*The exercise*
Gather the lines from the material that contain "text".

-- Begin --

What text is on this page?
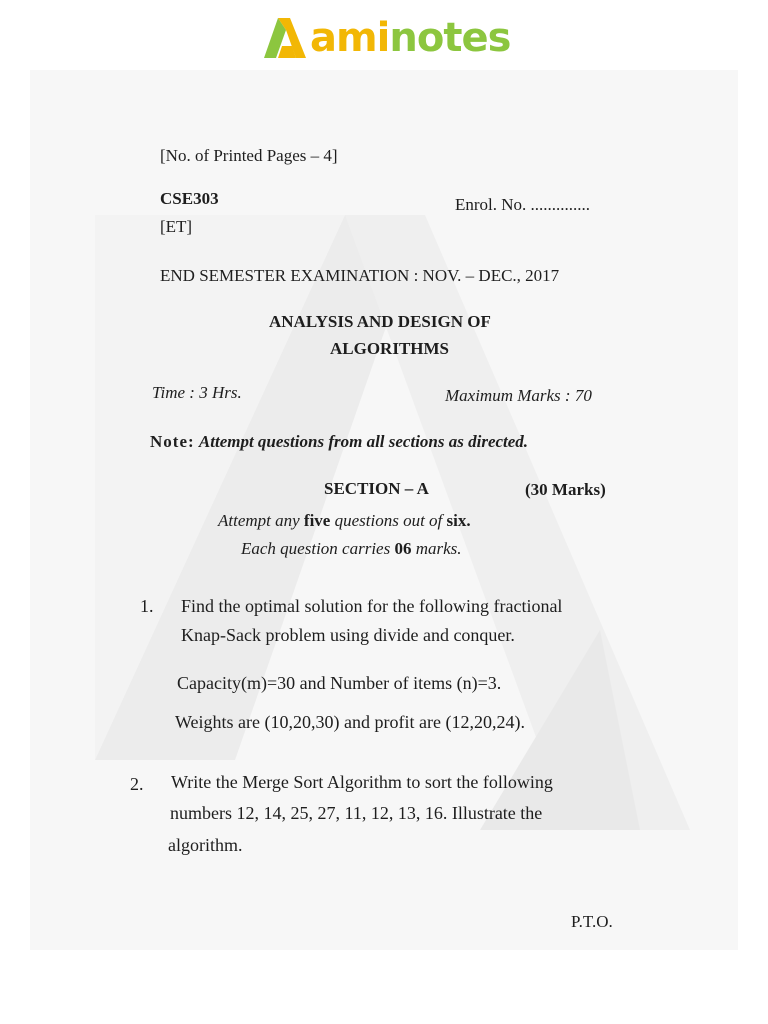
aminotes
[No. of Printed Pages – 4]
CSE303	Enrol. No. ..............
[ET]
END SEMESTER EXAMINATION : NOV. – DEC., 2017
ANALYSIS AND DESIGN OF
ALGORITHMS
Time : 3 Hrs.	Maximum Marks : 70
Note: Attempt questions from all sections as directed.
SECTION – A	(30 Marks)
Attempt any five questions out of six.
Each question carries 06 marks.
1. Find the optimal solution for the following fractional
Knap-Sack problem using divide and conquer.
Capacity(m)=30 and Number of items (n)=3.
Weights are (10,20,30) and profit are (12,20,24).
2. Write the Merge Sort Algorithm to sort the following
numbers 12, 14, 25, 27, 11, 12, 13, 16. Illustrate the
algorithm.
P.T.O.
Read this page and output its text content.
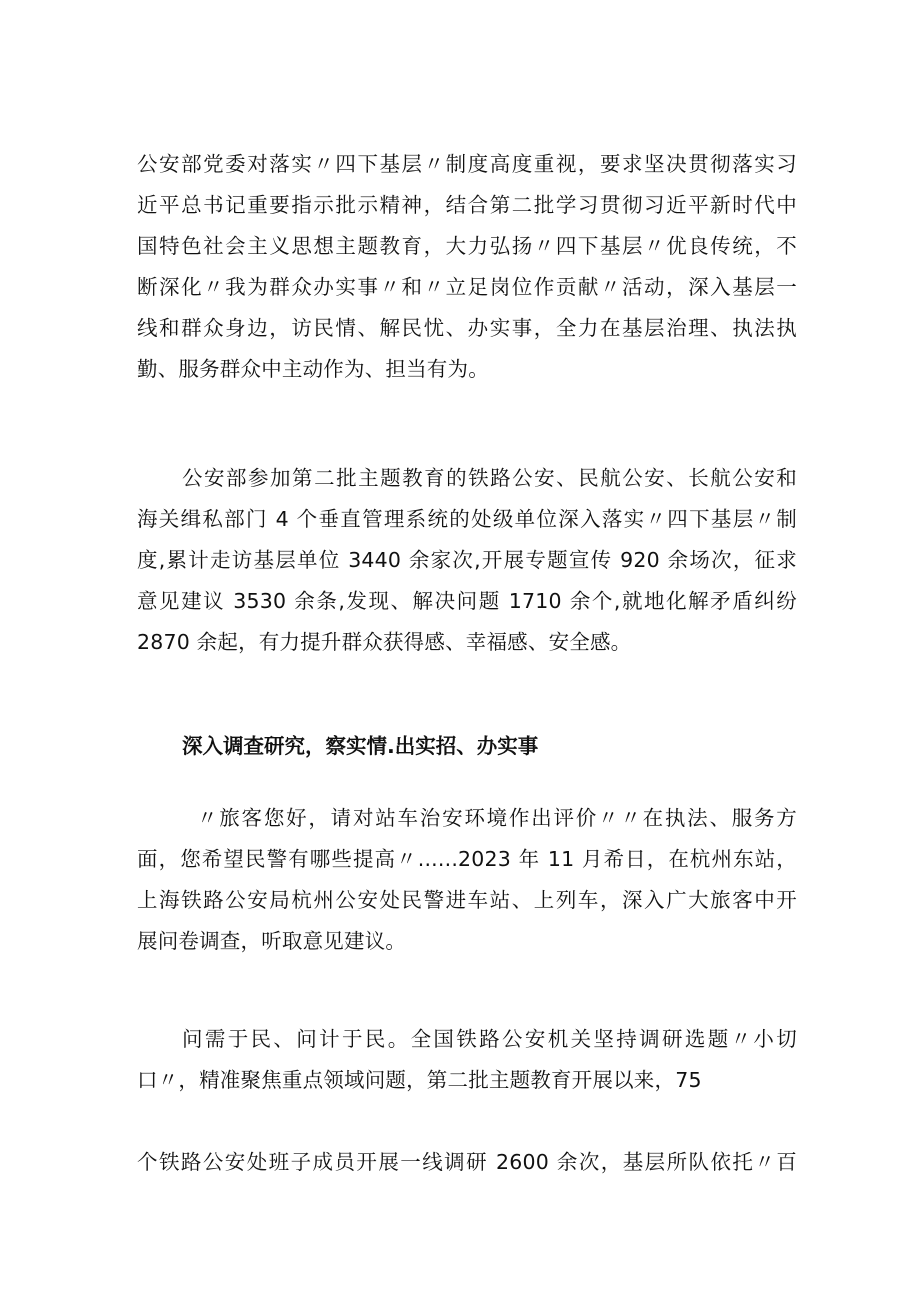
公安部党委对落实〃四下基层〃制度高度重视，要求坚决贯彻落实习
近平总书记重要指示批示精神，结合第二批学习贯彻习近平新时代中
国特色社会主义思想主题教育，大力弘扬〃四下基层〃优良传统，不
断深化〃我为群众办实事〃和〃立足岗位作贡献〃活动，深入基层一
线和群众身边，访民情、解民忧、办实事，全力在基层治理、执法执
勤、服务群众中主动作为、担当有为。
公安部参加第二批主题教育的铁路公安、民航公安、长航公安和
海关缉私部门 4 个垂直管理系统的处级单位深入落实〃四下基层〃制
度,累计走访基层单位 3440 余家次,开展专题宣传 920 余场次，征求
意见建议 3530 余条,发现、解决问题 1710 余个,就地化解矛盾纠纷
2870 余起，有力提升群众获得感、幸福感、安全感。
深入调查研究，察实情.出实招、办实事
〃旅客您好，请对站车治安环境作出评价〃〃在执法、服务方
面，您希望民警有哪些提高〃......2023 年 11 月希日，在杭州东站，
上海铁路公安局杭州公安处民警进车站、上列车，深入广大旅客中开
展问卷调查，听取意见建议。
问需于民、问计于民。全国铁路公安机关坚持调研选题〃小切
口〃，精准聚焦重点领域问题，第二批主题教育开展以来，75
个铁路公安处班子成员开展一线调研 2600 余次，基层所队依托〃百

-- End --

*Result of the task*
What text is on this page?
Read this page and output its text content.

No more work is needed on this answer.